>> BEGIN
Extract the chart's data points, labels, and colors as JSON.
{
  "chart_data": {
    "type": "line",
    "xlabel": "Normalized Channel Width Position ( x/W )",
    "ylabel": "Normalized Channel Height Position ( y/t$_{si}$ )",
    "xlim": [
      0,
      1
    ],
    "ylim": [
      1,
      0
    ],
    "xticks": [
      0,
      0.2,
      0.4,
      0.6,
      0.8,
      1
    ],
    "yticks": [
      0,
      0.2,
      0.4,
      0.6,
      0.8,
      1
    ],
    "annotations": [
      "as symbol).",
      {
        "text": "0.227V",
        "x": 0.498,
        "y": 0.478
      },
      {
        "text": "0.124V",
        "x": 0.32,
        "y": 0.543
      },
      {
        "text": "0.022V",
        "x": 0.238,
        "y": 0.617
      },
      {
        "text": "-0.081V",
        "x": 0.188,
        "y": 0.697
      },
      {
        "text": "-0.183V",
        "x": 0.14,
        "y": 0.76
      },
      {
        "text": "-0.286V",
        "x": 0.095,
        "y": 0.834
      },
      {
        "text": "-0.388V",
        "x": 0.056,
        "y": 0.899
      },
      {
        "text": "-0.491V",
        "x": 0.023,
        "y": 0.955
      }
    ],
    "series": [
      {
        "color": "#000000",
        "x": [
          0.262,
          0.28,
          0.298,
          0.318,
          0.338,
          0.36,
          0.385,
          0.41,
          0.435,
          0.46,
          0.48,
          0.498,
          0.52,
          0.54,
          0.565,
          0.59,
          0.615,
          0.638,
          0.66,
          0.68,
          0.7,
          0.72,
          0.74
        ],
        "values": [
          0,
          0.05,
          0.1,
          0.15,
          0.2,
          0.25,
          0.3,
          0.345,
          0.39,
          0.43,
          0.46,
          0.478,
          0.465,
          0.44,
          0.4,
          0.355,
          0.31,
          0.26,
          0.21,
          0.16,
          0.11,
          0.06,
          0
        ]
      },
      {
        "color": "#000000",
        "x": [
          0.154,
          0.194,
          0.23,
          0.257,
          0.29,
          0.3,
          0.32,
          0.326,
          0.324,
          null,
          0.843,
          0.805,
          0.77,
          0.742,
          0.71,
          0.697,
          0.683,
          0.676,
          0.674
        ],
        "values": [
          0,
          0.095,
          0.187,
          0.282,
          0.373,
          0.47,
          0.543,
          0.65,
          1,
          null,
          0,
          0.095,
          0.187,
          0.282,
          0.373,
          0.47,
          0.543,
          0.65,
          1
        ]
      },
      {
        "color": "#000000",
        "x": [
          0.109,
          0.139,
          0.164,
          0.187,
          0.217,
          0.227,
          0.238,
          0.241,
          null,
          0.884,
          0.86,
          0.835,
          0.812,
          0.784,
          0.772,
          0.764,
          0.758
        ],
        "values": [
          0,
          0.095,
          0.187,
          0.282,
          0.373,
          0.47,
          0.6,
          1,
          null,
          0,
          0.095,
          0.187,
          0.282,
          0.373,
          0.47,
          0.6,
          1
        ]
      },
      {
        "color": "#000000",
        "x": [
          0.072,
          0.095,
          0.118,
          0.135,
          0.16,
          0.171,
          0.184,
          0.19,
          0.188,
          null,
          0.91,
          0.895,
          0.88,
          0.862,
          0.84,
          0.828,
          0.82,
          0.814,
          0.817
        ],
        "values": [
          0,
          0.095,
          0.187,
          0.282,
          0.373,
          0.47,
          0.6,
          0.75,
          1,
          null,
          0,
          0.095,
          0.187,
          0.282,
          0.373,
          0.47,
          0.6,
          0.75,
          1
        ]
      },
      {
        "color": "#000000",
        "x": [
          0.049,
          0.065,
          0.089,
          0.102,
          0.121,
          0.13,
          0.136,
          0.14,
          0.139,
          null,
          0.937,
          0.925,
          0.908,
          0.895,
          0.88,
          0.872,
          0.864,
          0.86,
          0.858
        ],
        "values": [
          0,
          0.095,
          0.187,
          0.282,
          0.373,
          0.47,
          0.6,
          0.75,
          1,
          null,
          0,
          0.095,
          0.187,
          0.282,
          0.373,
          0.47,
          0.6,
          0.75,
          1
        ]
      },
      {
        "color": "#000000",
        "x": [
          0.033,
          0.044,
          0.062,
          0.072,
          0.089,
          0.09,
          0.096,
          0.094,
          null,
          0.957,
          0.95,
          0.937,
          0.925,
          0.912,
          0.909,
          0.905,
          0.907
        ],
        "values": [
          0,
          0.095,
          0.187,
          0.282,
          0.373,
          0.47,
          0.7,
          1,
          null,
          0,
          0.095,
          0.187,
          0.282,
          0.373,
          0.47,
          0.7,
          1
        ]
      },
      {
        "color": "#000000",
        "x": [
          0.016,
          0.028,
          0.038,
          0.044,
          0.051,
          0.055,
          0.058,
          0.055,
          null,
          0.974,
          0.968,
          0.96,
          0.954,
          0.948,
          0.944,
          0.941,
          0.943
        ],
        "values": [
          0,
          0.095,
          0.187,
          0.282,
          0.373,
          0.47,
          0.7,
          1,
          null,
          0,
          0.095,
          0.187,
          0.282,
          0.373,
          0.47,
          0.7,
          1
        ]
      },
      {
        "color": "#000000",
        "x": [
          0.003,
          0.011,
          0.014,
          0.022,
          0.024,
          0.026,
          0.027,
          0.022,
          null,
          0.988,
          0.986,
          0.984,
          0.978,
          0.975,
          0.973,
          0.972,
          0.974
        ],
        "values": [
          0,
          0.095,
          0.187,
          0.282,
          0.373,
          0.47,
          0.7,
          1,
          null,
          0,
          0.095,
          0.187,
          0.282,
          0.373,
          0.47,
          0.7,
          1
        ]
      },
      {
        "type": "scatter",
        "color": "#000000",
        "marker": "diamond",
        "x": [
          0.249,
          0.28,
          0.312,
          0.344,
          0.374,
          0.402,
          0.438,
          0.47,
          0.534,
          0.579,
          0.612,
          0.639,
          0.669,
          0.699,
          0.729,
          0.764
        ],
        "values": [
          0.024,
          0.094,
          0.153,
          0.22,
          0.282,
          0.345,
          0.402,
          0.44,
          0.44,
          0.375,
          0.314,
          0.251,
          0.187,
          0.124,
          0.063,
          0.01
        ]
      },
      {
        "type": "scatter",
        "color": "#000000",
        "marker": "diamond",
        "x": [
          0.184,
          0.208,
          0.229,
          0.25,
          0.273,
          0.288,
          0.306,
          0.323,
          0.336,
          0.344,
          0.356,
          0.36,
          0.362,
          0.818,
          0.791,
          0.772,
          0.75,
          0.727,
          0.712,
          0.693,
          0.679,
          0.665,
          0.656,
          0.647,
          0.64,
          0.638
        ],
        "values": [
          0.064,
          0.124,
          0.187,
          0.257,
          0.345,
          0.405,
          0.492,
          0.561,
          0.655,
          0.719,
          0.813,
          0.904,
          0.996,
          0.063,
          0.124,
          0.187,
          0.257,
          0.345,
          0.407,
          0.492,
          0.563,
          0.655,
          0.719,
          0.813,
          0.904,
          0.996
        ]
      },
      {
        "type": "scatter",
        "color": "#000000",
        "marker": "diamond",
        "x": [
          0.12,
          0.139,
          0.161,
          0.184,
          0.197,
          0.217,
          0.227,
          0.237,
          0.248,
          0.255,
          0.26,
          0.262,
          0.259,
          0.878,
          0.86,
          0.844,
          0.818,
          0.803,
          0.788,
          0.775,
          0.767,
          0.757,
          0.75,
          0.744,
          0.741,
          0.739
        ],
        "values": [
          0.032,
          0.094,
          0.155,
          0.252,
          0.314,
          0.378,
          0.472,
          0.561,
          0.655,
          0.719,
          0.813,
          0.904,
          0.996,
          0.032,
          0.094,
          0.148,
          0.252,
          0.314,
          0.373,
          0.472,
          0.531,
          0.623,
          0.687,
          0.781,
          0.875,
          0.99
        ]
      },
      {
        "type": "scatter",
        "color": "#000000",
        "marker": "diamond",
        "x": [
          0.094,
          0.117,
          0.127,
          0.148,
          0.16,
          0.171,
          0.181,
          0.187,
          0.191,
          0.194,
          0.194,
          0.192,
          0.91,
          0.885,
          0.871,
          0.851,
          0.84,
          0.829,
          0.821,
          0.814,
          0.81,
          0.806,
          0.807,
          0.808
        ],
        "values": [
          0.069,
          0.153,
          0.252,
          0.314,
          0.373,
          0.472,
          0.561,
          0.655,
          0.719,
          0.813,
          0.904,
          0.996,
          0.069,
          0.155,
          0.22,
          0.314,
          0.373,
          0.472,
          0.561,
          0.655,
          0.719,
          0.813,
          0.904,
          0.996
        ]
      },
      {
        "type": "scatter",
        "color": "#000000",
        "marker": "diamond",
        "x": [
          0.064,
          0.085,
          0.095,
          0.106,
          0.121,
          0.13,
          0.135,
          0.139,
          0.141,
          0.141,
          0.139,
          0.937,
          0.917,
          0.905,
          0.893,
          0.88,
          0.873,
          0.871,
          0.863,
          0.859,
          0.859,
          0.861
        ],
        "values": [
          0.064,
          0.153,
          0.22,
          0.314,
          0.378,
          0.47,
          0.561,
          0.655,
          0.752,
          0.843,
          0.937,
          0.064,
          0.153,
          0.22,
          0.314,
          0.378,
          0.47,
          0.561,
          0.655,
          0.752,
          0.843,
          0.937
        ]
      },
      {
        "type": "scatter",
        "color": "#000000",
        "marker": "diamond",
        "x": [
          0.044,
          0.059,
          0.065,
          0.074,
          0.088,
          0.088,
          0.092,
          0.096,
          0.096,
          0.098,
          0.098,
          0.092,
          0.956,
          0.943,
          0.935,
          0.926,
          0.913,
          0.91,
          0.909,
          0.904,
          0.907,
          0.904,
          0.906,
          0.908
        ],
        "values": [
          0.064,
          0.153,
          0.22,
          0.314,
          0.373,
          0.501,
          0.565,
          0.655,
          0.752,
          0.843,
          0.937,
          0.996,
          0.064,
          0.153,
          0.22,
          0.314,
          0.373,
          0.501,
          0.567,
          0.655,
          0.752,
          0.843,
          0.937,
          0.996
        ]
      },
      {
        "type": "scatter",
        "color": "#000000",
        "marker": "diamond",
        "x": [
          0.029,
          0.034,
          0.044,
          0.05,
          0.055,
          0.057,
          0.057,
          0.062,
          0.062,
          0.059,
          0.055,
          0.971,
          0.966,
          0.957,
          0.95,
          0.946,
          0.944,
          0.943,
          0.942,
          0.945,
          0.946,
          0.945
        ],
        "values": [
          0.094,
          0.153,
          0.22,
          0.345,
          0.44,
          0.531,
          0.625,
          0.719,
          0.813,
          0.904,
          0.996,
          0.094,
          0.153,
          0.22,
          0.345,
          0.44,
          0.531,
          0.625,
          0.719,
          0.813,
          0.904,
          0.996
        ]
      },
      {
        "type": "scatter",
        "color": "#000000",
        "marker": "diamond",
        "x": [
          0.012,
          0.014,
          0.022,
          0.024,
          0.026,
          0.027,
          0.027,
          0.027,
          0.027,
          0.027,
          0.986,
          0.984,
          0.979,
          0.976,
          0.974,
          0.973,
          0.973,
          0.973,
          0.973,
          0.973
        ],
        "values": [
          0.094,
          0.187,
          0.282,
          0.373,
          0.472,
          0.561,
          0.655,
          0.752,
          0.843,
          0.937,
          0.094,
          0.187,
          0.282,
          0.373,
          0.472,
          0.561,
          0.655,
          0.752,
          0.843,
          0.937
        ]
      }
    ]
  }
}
>> END
Task to carry out> Search the entries for the word "text" and copy every line that has it.

Solved problem>
        "text": "0.227V",
        "text": "0.124V",
        "text": "0.022V",
        "text": "-0.081V",
        "text": "-0.183V",
        "text": "-0.286V",
        "text": "-0.388V",
        "text": "-0.491V",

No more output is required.